WHAT TO PRODUCE –
You are to retype all of the data exactly as it appears.

[Collected data entries]
#####

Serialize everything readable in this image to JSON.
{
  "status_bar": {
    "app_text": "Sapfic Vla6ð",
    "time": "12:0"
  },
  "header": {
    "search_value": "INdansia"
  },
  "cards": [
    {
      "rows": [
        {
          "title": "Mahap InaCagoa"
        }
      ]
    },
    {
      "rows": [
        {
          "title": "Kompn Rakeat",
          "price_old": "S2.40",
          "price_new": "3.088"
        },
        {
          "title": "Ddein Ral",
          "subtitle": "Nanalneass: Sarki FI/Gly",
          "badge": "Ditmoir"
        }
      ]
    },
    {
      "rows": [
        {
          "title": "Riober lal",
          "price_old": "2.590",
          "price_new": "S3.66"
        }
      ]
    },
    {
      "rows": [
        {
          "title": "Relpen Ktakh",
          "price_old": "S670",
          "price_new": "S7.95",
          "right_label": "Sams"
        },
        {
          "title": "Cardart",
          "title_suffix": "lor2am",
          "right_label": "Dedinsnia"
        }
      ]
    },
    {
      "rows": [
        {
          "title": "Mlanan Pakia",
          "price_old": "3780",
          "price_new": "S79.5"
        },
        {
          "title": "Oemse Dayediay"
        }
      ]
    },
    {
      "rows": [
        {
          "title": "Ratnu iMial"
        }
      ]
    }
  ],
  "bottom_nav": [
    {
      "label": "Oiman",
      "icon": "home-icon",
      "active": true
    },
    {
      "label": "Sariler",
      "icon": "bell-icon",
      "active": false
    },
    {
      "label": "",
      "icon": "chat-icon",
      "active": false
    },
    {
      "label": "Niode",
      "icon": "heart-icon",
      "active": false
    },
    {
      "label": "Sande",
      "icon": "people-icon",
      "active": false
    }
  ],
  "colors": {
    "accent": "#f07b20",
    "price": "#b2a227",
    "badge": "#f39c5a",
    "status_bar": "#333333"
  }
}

#####

TASK RESPONSE –
Serialize everything readable in this image to JSON.
{
  "status_bar": {
    "app_text": "Sapfic Vla6ð",
    "time": "12:0"
  },
  "header": {
    "search_value": "INdansia"
  },
  "cards": [
    {
      "rows": [
        {
          "title": "Mahap InaCagoa"
        }
      ]
    },
    {
      "rows": [
        {
          "title": "Kompn Rakeat",
          "price_old": "S2.40",
          "price_new": "3.088"
        },
        {
          "title": "Ddein Ral",
          "subtitle": "Nanalneass: Sarki FI/Gly",
          "badge": "Ditmoir"
        }
      ]
    },
    {
      "rows": [
        {
          "title": "Riober lal",
          "price_old": "2.590",
          "price_new": "S3.66"
        }
      ]
    },
    {
      "rows": [
        {
          "title": "Relpen Ktakh",
          "price_old": "S670",
          "price_new": "S7.95",
          "right_label": "Sams"
        },
        {
          "title": "Cardart",
          "title_suffix": "lor2am",
          "right_label": "Dedinsnia"
        }
      ]
    },
    {
      "rows": [
        {
          "title": "Mlanan Pakia",
          "price_old": "3780",
          "price_new": "S79.5"
        },
        {
          "title": "Oemse Dayediay"
        }
      ]
    },
    {
      "rows": [
        {
          "title": "Ratnu iMial"
        }
      ]
    }
  ],
  "bottom_nav": [
    {
      "label": "Oiman",
      "icon": "home-icon",
      "active": true
    },
    {
      "label": "Sariler",
      "icon": "bell-icon",
      "active": false
    },
    {
      "label": "",
      "icon": "chat-icon",
      "active": false
    },
    {
      "label": "Niode",
      "icon": "heart-icon",
      "active": false
    },
    {
      "label": "Sande",
      "icon": "people-icon",
      "active": false
    }
  ],
  "colors": {
    "accent": "#f07b20",
    "price": "#b2a227",
    "badge": "#f39c5a",
    "status_bar": "#333333"
  }
}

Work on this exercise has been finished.